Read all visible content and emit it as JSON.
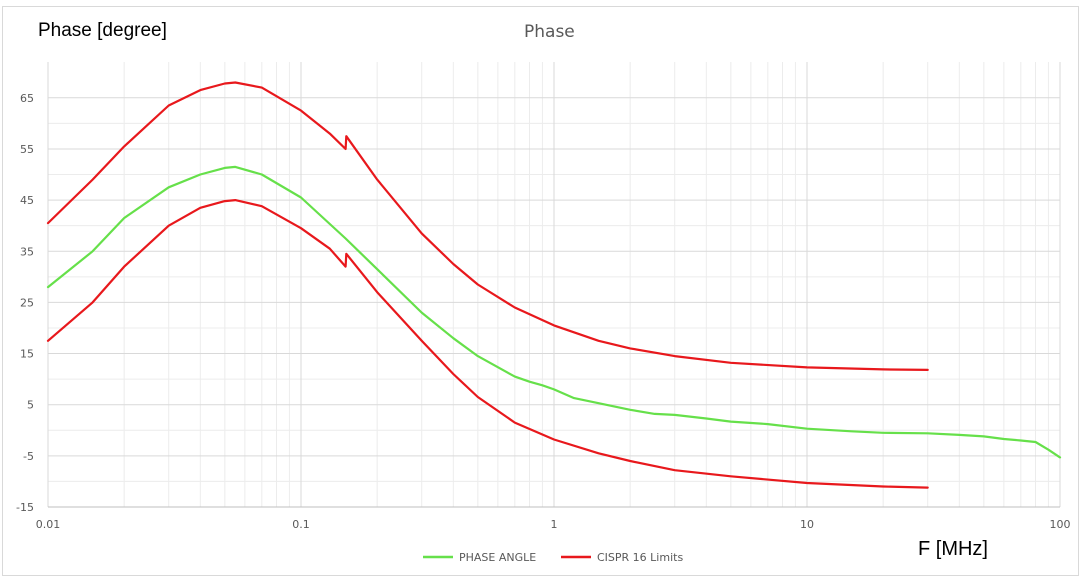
{
  "chart_data": {
    "type": "line",
    "title": "Phase",
    "ylabel": "Phase [degree]",
    "xlabel": "F [MHz]",
    "x_scale": "log",
    "xlim": [
      0.01,
      100
    ],
    "ylim": [
      -15,
      72
    ],
    "x_ticks": [
      0.01,
      0.1,
      1,
      10,
      100
    ],
    "x_tick_labels": [
      "0.01",
      "0.1",
      "1",
      "10",
      "100"
    ],
    "y_ticks": [
      -15,
      -5,
      5,
      15,
      25,
      35,
      45,
      55,
      65
    ],
    "y_tick_labels": [
      "-15",
      "-5",
      "5",
      "15",
      "25",
      "35",
      "45",
      "55",
      "65"
    ],
    "grid": true,
    "legend_position": "bottom",
    "series": [
      {
        "name": "PHASE ANGLE",
        "color": "#66e04a",
        "points": [
          [
            0.01,
            28
          ],
          [
            0.015,
            35
          ],
          [
            0.02,
            41.5
          ],
          [
            0.03,
            47.5
          ],
          [
            0.04,
            50
          ],
          [
            0.05,
            51.3
          ],
          [
            0.055,
            51.5
          ],
          [
            0.07,
            50
          ],
          [
            0.1,
            45.5
          ],
          [
            0.15,
            37.5
          ],
          [
            0.2,
            31.5
          ],
          [
            0.3,
            23
          ],
          [
            0.4,
            18
          ],
          [
            0.5,
            14.5
          ],
          [
            0.7,
            10.5
          ],
          [
            0.8,
            9.5
          ],
          [
            0.9,
            8.8
          ],
          [
            1,
            8
          ],
          [
            1.2,
            6.3
          ],
          [
            1.5,
            5.3
          ],
          [
            2,
            4
          ],
          [
            2.5,
            3.2
          ],
          [
            3,
            3
          ],
          [
            4,
            2.3
          ],
          [
            5,
            1.7
          ],
          [
            7,
            1.2
          ],
          [
            10,
            0.3
          ],
          [
            15,
            -0.2
          ],
          [
            20,
            -0.5
          ],
          [
            30,
            -0.6
          ],
          [
            40,
            -0.9
          ],
          [
            50,
            -1.2
          ],
          [
            60,
            -1.7
          ],
          [
            70,
            -2
          ],
          [
            80,
            -2.3
          ],
          [
            90,
            -3.8
          ],
          [
            100,
            -5.3
          ]
        ]
      },
      {
        "name": "CISPR 16 Limits",
        "color": "#e8181c",
        "points": [
          [
            0.01,
            40.5
          ],
          [
            0.015,
            49
          ],
          [
            0.02,
            55.5
          ],
          [
            0.03,
            63.5
          ],
          [
            0.04,
            66.5
          ],
          [
            0.05,
            67.8
          ],
          [
            0.055,
            68
          ],
          [
            0.07,
            67
          ],
          [
            0.1,
            62.5
          ],
          [
            0.13,
            58
          ],
          [
            0.15,
            55
          ],
          [
            0.151,
            57.5
          ],
          [
            0.2,
            49
          ],
          [
            0.3,
            38.5
          ],
          [
            0.4,
            32.5
          ],
          [
            0.5,
            28.5
          ],
          [
            0.7,
            24
          ],
          [
            1,
            20.5
          ],
          [
            1.5,
            17.5
          ],
          [
            2,
            16
          ],
          [
            3,
            14.5
          ],
          [
            5,
            13.2
          ],
          [
            10,
            12.3
          ],
          [
            20,
            11.9
          ],
          [
            30,
            11.8
          ]
        ]
      },
      {
        "name": "CISPR 16 Limits",
        "color": "#e8181c",
        "show_in_legend": false,
        "points": [
          [
            0.01,
            17.5
          ],
          [
            0.015,
            25
          ],
          [
            0.02,
            32
          ],
          [
            0.03,
            40
          ],
          [
            0.04,
            43.5
          ],
          [
            0.05,
            44.8
          ],
          [
            0.055,
            45
          ],
          [
            0.07,
            43.8
          ],
          [
            0.1,
            39.5
          ],
          [
            0.13,
            35.5
          ],
          [
            0.15,
            32
          ],
          [
            0.151,
            34.5
          ],
          [
            0.2,
            27
          ],
          [
            0.3,
            17.5
          ],
          [
            0.4,
            11
          ],
          [
            0.5,
            6.5
          ],
          [
            0.7,
            1.5
          ],
          [
            1,
            -1.8
          ],
          [
            1.5,
            -4.5
          ],
          [
            2,
            -6
          ],
          [
            3,
            -7.8
          ],
          [
            5,
            -9
          ],
          [
            10,
            -10.3
          ],
          [
            20,
            -11
          ],
          [
            30,
            -11.2
          ]
        ]
      }
    ]
  }
}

- [WRITTEN EXERCISE]:
Make an exact copy of all entries above, dropping the images.

- [ANSWER TO THIS TASK]:
Read all visible content and emit it as JSON.
{
  "chart_data": {
    "type": "line",
    "title": "Phase",
    "ylabel": "Phase [degree]",
    "xlabel": "F [MHz]",
    "x_scale": "log",
    "xlim": [
      0.01,
      100
    ],
    "ylim": [
      -15,
      72
    ],
    "x_ticks": [
      0.01,
      0.1,
      1,
      10,
      100
    ],
    "x_tick_labels": [
      "0.01",
      "0.1",
      "1",
      "10",
      "100"
    ],
    "y_ticks": [
      -15,
      -5,
      5,
      15,
      25,
      35,
      45,
      55,
      65
    ],
    "y_tick_labels": [
      "-15",
      "-5",
      "5",
      "15",
      "25",
      "35",
      "45",
      "55",
      "65"
    ],
    "grid": true,
    "legend_position": "bottom",
    "series": [
      {
        "name": "PHASE ANGLE",
        "color": "#66e04a",
        "points": [
          [
            0.01,
            28
          ],
          [
            0.015,
            35
          ],
          [
            0.02,
            41.5
          ],
          [
            0.03,
            47.5
          ],
          [
            0.04,
            50
          ],
          [
            0.05,
            51.3
          ],
          [
            0.055,
            51.5
          ],
          [
            0.07,
            50
          ],
          [
            0.1,
            45.5
          ],
          [
            0.15,
            37.5
          ],
          [
            0.2,
            31.5
          ],
          [
            0.3,
            23
          ],
          [
            0.4,
            18
          ],
          [
            0.5,
            14.5
          ],
          [
            0.7,
            10.5
          ],
          [
            0.8,
            9.5
          ],
          [
            0.9,
            8.8
          ],
          [
            1,
            8
          ],
          [
            1.2,
            6.3
          ],
          [
            1.5,
            5.3
          ],
          [
            2,
            4
          ],
          [
            2.5,
            3.2
          ],
          [
            3,
            3
          ],
          [
            4,
            2.3
          ],
          [
            5,
            1.7
          ],
          [
            7,
            1.2
          ],
          [
            10,
            0.3
          ],
          [
            15,
            -0.2
          ],
          [
            20,
            -0.5
          ],
          [
            30,
            -0.6
          ],
          [
            40,
            -0.9
          ],
          [
            50,
            -1.2
          ],
          [
            60,
            -1.7
          ],
          [
            70,
            -2
          ],
          [
            80,
            -2.3
          ],
          [
            90,
            -3.8
          ],
          [
            100,
            -5.3
          ]
        ]
      },
      {
        "name": "CISPR 16 Limits",
        "color": "#e8181c",
        "points": [
          [
            0.01,
            40.5
          ],
          [
            0.015,
            49
          ],
          [
            0.02,
            55.5
          ],
          [
            0.03,
            63.5
          ],
          [
            0.04,
            66.5
          ],
          [
            0.05,
            67.8
          ],
          [
            0.055,
            68
          ],
          [
            0.07,
            67
          ],
          [
            0.1,
            62.5
          ],
          [
            0.13,
            58
          ],
          [
            0.15,
            55
          ],
          [
            0.151,
            57.5
          ],
          [
            0.2,
            49
          ],
          [
            0.3,
            38.5
          ],
          [
            0.4,
            32.5
          ],
          [
            0.5,
            28.5
          ],
          [
            0.7,
            24
          ],
          [
            1,
            20.5
          ],
          [
            1.5,
            17.5
          ],
          [
            2,
            16
          ],
          [
            3,
            14.5
          ],
          [
            5,
            13.2
          ],
          [
            10,
            12.3
          ],
          [
            20,
            11.9
          ],
          [
            30,
            11.8
          ]
        ]
      },
      {
        "name": "CISPR 16 Limits",
        "color": "#e8181c",
        "show_in_legend": false,
        "points": [
          [
            0.01,
            17.5
          ],
          [
            0.015,
            25
          ],
          [
            0.02,
            32
          ],
          [
            0.03,
            40
          ],
          [
            0.04,
            43.5
          ],
          [
            0.05,
            44.8
          ],
          [
            0.055,
            45
          ],
          [
            0.07,
            43.8
          ],
          [
            0.1,
            39.5
          ],
          [
            0.13,
            35.5
          ],
          [
            0.15,
            32
          ],
          [
            0.151,
            34.5
          ],
          [
            0.2,
            27
          ],
          [
            0.3,
            17.5
          ],
          [
            0.4,
            11
          ],
          [
            0.5,
            6.5
          ],
          [
            0.7,
            1.5
          ],
          [
            1,
            -1.8
          ],
          [
            1.5,
            -4.5
          ],
          [
            2,
            -6
          ],
          [
            3,
            -7.8
          ],
          [
            5,
            -9
          ],
          [
            10,
            -10.3
          ],
          [
            20,
            -11
          ],
          [
            30,
            -11.2
          ]
        ]
      }
    ]
  }
}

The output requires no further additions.